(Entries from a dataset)
+===+

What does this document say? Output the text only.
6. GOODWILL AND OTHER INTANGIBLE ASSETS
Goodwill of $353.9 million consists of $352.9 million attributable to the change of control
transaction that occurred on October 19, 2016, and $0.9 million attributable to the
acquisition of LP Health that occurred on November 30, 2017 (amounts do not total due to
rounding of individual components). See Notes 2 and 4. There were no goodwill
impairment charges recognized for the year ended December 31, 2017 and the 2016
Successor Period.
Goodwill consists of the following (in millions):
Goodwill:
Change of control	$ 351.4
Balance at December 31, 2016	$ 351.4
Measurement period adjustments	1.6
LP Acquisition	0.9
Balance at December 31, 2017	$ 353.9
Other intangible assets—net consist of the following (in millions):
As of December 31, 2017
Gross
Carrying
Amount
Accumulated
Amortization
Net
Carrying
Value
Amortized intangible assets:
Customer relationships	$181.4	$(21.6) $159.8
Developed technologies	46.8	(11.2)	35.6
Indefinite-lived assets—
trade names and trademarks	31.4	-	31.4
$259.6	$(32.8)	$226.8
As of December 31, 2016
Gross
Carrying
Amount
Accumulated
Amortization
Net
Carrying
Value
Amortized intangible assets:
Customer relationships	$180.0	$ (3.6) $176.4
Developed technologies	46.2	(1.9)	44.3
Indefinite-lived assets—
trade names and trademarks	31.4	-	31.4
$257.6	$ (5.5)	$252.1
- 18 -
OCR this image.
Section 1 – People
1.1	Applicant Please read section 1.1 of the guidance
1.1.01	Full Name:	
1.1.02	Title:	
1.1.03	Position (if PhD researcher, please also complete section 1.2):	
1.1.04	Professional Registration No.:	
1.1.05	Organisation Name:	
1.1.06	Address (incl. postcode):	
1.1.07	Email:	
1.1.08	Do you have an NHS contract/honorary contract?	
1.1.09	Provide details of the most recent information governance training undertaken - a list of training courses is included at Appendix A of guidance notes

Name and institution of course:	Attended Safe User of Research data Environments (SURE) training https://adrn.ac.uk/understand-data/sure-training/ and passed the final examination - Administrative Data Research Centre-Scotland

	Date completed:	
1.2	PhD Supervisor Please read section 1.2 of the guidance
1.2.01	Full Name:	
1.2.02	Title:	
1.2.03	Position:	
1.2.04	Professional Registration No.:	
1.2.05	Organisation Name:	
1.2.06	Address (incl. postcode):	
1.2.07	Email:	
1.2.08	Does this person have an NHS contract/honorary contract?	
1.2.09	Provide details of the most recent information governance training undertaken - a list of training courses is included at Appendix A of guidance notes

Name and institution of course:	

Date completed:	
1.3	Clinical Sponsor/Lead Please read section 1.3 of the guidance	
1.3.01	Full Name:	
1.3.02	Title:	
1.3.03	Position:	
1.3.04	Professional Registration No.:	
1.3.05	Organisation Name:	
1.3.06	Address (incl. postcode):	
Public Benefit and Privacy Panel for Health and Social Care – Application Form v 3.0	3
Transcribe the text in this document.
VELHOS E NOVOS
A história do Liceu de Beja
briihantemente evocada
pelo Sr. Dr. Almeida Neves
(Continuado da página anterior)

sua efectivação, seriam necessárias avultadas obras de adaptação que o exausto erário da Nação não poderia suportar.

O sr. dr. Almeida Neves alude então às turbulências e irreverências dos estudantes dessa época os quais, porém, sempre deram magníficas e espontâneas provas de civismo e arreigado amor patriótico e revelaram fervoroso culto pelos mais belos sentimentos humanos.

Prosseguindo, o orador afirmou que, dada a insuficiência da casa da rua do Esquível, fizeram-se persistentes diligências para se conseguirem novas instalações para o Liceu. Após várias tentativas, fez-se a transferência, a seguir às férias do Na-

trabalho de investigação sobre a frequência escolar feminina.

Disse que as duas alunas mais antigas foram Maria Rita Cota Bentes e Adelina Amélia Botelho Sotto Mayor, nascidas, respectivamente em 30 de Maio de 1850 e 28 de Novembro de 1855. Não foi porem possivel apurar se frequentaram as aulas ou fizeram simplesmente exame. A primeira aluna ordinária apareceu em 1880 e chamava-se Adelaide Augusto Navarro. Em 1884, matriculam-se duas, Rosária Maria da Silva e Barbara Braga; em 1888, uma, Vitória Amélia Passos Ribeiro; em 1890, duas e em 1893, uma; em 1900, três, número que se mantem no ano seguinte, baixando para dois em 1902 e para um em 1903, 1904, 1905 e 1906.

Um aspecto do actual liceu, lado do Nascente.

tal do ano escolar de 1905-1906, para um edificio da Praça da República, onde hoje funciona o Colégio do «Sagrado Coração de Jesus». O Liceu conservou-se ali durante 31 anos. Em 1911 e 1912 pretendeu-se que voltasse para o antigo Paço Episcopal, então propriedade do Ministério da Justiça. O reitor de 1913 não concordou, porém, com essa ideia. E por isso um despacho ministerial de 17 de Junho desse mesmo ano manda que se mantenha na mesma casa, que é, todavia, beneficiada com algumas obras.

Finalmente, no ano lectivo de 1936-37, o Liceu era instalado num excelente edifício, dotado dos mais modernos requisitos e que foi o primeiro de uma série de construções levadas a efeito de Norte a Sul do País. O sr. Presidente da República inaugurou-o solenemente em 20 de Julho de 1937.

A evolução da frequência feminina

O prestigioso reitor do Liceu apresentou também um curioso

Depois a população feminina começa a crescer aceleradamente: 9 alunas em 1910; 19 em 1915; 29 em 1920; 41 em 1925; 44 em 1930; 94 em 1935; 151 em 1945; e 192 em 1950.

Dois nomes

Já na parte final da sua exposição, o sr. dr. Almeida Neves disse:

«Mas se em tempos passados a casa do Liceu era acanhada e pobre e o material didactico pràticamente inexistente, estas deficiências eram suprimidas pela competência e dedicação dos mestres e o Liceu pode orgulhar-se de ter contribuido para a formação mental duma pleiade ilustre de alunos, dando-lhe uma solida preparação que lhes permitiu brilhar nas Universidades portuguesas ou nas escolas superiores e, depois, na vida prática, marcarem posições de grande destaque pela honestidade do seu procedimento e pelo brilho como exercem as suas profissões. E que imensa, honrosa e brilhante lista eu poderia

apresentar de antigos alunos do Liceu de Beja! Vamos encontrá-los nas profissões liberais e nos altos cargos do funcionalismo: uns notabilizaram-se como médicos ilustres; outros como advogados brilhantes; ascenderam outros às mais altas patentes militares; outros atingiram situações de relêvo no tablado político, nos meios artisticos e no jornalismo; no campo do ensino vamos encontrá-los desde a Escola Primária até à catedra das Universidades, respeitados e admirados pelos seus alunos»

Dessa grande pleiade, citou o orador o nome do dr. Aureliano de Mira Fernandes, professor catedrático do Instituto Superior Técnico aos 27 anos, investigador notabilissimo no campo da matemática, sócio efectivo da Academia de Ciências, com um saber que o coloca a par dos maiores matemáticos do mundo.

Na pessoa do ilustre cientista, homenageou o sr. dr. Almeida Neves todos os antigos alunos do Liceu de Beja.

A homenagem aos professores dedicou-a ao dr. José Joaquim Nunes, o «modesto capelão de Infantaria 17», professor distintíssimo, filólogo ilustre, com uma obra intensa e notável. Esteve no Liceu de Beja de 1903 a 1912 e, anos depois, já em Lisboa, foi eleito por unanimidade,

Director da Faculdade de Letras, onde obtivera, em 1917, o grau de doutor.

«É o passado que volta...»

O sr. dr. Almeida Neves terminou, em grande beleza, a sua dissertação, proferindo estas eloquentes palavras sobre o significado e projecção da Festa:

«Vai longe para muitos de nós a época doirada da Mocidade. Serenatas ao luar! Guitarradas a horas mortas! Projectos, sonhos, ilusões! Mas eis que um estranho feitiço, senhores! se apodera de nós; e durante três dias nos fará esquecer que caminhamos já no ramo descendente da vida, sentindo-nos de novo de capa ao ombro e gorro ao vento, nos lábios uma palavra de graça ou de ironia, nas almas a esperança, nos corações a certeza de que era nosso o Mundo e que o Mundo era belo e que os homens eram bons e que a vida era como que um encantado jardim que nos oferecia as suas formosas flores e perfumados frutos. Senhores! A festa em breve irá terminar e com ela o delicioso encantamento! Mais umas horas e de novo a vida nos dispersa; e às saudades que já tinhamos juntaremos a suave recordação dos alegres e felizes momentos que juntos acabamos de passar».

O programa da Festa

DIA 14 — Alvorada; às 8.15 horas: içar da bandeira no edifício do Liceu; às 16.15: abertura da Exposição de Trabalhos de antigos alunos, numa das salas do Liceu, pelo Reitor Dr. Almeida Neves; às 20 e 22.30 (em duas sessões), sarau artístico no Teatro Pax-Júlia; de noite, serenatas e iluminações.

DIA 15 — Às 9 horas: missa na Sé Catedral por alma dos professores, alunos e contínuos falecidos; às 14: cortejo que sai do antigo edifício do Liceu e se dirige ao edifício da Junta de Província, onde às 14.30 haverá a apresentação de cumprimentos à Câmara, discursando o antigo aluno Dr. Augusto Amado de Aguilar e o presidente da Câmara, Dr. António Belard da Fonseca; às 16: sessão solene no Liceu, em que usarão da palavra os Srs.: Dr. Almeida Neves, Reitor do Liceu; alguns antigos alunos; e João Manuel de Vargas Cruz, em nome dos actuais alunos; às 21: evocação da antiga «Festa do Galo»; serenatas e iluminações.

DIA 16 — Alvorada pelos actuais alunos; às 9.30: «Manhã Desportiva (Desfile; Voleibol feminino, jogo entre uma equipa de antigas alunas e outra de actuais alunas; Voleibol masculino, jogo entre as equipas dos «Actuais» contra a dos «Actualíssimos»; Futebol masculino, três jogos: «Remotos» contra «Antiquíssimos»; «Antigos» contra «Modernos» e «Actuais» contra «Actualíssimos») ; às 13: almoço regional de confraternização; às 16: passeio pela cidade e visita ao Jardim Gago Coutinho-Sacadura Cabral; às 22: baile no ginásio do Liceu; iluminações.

+===+

Problem description: Your answer should be a single number: how many lines in the data above include "Address"?

Output: 3